>> start Given data

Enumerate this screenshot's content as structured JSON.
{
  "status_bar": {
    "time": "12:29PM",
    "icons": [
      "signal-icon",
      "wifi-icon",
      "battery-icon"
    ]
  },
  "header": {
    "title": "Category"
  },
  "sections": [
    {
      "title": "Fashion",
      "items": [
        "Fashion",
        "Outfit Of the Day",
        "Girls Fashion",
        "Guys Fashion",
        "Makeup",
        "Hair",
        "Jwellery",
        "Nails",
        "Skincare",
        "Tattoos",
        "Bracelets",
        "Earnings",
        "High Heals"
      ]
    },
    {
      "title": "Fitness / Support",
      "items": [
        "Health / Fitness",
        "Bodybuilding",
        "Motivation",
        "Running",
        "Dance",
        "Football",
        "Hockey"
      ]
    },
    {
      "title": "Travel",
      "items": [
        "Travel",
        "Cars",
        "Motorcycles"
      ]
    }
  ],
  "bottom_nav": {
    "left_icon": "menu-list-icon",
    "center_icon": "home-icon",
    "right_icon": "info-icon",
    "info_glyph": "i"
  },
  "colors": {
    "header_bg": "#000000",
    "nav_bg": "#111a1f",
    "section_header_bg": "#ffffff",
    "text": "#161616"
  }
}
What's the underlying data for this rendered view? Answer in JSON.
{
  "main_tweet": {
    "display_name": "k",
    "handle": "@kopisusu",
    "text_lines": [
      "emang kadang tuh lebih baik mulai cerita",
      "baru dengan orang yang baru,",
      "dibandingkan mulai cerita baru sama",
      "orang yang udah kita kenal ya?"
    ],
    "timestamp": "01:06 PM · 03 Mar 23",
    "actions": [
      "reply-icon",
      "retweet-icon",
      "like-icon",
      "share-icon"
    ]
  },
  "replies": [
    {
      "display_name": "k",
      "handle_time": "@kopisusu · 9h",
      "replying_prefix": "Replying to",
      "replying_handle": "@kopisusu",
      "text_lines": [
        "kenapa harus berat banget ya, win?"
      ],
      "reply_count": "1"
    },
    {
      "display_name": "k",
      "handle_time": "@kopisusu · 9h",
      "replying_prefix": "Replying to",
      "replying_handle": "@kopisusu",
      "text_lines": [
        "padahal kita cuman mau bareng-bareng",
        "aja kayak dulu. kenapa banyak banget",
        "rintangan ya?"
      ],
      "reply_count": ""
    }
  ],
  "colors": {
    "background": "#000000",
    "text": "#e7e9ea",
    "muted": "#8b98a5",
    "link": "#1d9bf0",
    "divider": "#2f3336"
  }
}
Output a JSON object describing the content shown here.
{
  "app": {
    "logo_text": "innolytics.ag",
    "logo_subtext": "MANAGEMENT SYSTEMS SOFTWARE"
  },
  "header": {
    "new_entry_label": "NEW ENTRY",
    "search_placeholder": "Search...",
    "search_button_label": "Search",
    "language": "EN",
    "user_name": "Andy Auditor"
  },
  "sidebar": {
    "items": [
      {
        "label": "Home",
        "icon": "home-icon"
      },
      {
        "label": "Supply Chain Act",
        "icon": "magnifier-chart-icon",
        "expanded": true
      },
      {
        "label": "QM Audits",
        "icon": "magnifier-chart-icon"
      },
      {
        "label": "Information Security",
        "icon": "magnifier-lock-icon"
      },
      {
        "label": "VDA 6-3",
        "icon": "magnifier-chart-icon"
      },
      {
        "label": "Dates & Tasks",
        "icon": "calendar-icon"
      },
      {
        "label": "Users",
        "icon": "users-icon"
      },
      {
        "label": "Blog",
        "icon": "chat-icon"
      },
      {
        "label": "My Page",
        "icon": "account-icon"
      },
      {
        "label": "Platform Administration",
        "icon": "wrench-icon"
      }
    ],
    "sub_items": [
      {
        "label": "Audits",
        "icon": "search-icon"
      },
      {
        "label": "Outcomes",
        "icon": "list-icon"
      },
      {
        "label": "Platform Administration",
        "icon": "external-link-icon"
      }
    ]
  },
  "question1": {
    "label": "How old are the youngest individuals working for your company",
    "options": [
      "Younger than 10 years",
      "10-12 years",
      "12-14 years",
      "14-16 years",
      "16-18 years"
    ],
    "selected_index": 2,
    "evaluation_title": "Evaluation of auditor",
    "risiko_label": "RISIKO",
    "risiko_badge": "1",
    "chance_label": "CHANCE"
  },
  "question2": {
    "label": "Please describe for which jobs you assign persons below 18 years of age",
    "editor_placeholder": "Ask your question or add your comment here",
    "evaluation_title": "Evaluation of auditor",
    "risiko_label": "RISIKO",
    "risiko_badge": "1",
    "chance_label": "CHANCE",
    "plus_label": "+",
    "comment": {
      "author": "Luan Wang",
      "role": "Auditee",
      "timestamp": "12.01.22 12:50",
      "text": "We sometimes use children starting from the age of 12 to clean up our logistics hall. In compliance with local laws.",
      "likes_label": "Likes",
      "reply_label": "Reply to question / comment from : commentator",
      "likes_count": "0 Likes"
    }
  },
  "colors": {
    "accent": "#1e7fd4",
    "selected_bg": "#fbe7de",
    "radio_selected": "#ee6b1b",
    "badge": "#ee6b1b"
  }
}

>> end Given data

### Given task
Make an exact copy of every line in the data.

### Reply to the exercise
Enumerate this screenshot's content as structured JSON.
{
  "status_bar": {
    "time": "12:29PM",
    "icons": [
      "signal-icon",
      "wifi-icon",
      "battery-icon"
    ]
  },
  "header": {
    "title": "Category"
  },
  "sections": [
    {
      "title": "Fashion",
      "items": [
        "Fashion",
        "Outfit Of the Day",
        "Girls Fashion",
        "Guys Fashion",
        "Makeup",
        "Hair",
        "Jwellery",
        "Nails",
        "Skincare",
        "Tattoos",
        "Bracelets",
        "Earnings",
        "High Heals"
      ]
    },
    {
      "title": "Fitness / Support",
      "items": [
        "Health / Fitness",
        "Bodybuilding",
        "Motivation",
        "Running",
        "Dance",
        "Football",
        "Hockey"
      ]
    },
    {
      "title": "Travel",
      "items": [
        "Travel",
        "Cars",
        "Motorcycles"
      ]
    }
  ],
  "bottom_nav": {
    "left_icon": "menu-list-icon",
    "center_icon": "home-icon",
    "right_icon": "info-icon",
    "info_glyph": "i"
  },
  "colors": {
    "header_bg": "#000000",
    "nav_bg": "#111a1f",
    "section_header_bg": "#ffffff",
    "text": "#161616"
  }
}
What's the underlying data for this rendered view? Answer in JSON.
{
  "main_tweet": {
    "display_name": "k",
    "handle": "@kopisusu",
    "text_lines": [
      "emang kadang tuh lebih baik mulai cerita",
      "baru dengan orang yang baru,",
      "dibandingkan mulai cerita baru sama",
      "orang yang udah kita kenal ya?"
    ],
    "timestamp": "01:06 PM · 03 Mar 23",
    "actions": [
      "reply-icon",
      "retweet-icon",
      "like-icon",
      "share-icon"
    ]
  },
  "replies": [
    {
      "display_name": "k",
      "handle_time": "@kopisusu · 9h",
      "replying_prefix": "Replying to",
      "replying_handle": "@kopisusu",
      "text_lines": [
        "kenapa harus berat banget ya, win?"
      ],
      "reply_count": "1"
    },
    {
      "display_name": "k",
      "handle_time": "@kopisusu · 9h",
      "replying_prefix": "Replying to",
      "replying_handle": "@kopisusu",
      "text_lines": [
        "padahal kita cuman mau bareng-bareng",
        "aja kayak dulu. kenapa banyak banget",
        "rintangan ya?"
      ],
      "reply_count": ""
    }
  ],
  "colors": {
    "background": "#000000",
    "text": "#e7e9ea",
    "muted": "#8b98a5",
    "link": "#1d9bf0",
    "divider": "#2f3336"
  }
}
Output a JSON object describing the content shown here.
{
  "app": {
    "logo_text": "innolytics.ag",
    "logo_subtext": "MANAGEMENT SYSTEMS SOFTWARE"
  },
  "header": {
    "new_entry_label": "NEW ENTRY",
    "search_placeholder": "Search...",
    "search_button_label": "Search",
    "language": "EN",
    "user_name": "Andy Auditor"
  },
  "sidebar": {
    "items": [
      {
        "label": "Home",
        "icon": "home-icon"
      },
      {
        "label": "Supply Chain Act",
        "icon": "magnifier-chart-icon",
        "expanded": true
      },
      {
        "label": "QM Audits",
        "icon": "magnifier-chart-icon"
      },
      {
        "label": "Information Security",
        "icon": "magnifier-lock-icon"
      },
      {
        "label": "VDA 6-3",
        "icon": "magnifier-chart-icon"
      },
      {
        "label": "Dates & Tasks",
        "icon": "calendar-icon"
      },
      {
        "label": "Users",
        "icon": "users-icon"
      },
      {
        "label": "Blog",
        "icon": "chat-icon"
      },
      {
        "label": "My Page",
        "icon": "account-icon"
      },
      {
        "label": "Platform Administration",
        "icon": "wrench-icon"
      }
    ],
    "sub_items": [
      {
        "label": "Audits",
        "icon": "search-icon"
      },
      {
        "label": "Outcomes",
        "icon": "list-icon"
      },
      {
        "label": "Platform Administration",
        "icon": "external-link-icon"
      }
    ]
  },
  "question1": {
    "label": "How old are the youngest individuals working for your company",
    "options": [
      "Younger than 10 years",
      "10-12 years",
      "12-14 years",
      "14-16 years",
      "16-18 years"
    ],
    "selected_index": 2,
    "evaluation_title": "Evaluation of auditor",
    "risiko_label": "RISIKO",
    "risiko_badge": "1",
    "chance_label": "CHANCE"
  },
  "question2": {
    "label": "Please describe for which jobs you assign persons below 18 years of age",
    "editor_placeholder": "Ask your question or add your comment here",
    "evaluation_title": "Evaluation of auditor",
    "risiko_label": "RISIKO",
    "risiko_badge": "1",
    "chance_label": "CHANCE",
    "plus_label": "+",
    "comment": {
      "author": "Luan Wang",
      "role": "Auditee",
      "timestamp": "12.01.22 12:50",
      "text": "We sometimes use children starting from the age of 12 to clean up our logistics hall. In compliance with local laws.",
      "likes_label": "Likes",
      "reply_label": "Reply to question / comment from : commentator",
      "likes_count": "0 Likes"
    }
  },
  "colors": {
    "accent": "#1e7fd4",
    "selected_bg": "#fbe7de",
    "radio_selected": "#ee6b1b",
    "badge": "#ee6b1b"
  }
}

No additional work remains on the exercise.